WHAT YOU NEED TO DO.
Each line that holds the word "Among" is to be identified and copied.

[Dataset records]
____

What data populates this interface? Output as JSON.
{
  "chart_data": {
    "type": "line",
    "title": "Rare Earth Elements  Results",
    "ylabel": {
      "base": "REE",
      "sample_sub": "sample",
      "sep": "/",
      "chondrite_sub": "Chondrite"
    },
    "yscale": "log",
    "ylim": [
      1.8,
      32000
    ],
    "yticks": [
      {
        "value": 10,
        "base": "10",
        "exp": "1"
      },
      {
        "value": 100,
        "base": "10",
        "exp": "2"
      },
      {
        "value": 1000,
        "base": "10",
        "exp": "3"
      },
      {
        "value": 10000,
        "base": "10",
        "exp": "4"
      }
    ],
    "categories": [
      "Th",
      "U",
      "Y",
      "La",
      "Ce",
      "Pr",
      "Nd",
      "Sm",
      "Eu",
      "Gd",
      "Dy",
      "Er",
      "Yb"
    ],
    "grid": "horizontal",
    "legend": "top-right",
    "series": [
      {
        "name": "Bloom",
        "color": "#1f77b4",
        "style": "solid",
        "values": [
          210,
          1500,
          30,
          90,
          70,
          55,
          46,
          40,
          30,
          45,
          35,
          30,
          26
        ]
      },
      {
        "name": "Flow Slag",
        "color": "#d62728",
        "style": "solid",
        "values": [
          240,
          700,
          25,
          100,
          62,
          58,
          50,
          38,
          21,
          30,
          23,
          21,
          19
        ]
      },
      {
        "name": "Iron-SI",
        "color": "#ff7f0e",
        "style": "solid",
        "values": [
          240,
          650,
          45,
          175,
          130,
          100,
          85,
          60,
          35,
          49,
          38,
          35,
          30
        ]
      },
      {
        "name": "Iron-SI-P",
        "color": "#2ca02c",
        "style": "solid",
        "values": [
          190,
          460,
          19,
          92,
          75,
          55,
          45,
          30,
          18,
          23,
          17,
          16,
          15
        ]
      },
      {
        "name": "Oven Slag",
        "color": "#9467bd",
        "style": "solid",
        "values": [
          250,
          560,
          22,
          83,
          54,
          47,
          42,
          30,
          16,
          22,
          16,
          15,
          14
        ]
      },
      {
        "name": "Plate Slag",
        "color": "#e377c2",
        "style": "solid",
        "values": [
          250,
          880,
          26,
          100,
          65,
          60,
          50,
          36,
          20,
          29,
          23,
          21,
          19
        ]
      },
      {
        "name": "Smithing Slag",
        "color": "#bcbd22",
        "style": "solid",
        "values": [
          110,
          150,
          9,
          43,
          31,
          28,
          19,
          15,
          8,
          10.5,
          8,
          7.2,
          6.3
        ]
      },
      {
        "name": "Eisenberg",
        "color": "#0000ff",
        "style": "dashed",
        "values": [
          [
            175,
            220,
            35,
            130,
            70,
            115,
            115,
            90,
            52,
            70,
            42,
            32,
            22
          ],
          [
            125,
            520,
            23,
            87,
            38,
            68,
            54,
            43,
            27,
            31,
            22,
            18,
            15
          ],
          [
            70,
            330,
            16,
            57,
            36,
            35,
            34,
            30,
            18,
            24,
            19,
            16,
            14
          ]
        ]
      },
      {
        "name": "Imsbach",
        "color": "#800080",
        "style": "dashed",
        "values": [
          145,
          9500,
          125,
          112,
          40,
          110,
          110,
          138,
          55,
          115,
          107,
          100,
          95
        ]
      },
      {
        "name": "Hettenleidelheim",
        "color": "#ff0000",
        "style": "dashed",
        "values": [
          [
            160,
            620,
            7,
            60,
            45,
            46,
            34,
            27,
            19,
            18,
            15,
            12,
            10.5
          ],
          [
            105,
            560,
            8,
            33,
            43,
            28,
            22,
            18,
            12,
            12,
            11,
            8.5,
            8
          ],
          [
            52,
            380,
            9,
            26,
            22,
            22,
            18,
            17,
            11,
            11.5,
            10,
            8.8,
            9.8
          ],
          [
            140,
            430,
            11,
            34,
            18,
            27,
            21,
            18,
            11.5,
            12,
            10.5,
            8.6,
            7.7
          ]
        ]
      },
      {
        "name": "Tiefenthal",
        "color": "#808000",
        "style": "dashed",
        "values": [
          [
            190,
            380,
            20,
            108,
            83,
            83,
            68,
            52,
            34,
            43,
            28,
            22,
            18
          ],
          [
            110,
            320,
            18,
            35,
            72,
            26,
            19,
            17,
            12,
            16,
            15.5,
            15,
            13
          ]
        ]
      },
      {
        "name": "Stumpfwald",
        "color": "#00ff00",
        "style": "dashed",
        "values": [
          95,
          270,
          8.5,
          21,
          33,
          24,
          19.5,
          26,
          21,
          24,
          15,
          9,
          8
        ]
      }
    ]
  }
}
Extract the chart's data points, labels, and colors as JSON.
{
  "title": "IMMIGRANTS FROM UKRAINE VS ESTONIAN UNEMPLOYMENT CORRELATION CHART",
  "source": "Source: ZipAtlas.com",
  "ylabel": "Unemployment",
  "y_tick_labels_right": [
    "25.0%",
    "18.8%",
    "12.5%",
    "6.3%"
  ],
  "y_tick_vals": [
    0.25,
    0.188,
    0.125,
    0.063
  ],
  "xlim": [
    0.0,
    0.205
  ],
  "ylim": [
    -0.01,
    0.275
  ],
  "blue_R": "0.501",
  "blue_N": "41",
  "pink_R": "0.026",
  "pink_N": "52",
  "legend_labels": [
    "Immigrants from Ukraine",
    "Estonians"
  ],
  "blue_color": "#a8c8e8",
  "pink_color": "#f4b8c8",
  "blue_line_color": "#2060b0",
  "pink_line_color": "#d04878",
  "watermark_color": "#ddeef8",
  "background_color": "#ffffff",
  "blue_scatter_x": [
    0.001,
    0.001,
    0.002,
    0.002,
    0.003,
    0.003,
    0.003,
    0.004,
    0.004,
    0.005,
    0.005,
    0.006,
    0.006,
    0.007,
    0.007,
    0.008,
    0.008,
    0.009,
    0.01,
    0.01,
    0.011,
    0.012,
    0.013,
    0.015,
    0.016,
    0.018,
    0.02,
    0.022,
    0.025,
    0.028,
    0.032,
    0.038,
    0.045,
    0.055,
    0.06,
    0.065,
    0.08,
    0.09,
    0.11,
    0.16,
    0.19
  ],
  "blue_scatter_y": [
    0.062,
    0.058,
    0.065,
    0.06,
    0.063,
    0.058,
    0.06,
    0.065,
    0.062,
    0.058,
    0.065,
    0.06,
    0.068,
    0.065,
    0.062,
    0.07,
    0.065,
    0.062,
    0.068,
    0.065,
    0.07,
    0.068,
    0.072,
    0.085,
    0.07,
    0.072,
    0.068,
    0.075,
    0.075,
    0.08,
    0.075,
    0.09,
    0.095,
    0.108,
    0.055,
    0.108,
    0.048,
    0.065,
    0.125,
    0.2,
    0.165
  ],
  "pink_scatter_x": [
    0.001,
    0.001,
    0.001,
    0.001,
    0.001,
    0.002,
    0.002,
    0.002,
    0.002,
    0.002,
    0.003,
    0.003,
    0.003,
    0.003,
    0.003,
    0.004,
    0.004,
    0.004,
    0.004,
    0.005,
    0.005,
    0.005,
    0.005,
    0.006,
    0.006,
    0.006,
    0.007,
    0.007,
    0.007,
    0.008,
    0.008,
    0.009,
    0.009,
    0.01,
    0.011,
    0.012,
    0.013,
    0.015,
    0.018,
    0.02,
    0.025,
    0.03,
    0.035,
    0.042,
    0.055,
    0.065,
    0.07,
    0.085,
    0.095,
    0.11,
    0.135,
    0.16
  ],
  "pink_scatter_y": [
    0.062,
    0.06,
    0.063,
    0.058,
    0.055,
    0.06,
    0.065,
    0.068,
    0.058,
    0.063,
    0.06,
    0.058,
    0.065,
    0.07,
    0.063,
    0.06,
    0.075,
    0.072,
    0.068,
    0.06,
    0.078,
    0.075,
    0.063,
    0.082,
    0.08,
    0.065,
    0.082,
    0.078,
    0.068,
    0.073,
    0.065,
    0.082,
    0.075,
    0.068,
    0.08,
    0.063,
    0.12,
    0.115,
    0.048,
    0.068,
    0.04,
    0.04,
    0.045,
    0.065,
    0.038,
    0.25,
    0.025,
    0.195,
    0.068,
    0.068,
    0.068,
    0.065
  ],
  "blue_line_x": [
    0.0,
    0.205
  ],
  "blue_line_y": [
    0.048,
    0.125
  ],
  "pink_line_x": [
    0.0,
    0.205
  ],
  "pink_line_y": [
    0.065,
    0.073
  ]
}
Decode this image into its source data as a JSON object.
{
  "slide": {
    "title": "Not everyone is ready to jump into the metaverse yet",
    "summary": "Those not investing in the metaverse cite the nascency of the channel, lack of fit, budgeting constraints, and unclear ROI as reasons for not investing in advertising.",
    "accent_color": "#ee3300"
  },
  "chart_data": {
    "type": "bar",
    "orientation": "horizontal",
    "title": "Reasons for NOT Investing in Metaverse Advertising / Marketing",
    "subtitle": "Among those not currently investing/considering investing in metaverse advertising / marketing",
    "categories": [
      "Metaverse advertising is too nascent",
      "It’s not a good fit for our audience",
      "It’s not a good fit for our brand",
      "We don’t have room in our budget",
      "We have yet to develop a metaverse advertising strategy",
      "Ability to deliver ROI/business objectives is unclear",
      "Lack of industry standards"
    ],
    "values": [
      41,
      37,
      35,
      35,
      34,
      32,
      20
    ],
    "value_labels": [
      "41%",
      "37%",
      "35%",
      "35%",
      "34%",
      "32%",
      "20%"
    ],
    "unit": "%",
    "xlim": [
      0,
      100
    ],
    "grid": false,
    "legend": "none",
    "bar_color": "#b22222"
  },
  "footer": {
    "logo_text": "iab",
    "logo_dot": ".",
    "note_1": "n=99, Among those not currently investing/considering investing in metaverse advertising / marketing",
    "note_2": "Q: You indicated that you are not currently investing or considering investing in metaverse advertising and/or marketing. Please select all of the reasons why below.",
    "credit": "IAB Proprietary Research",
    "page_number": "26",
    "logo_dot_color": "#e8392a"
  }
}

____

FINAL RESULT.
    "subtitle": "Among those not currently investing/considering investing in metaverse advertising / marketing",
    "note_1": "n=99, Among those not currently investing/considering investing in metaverse advertising / marketing",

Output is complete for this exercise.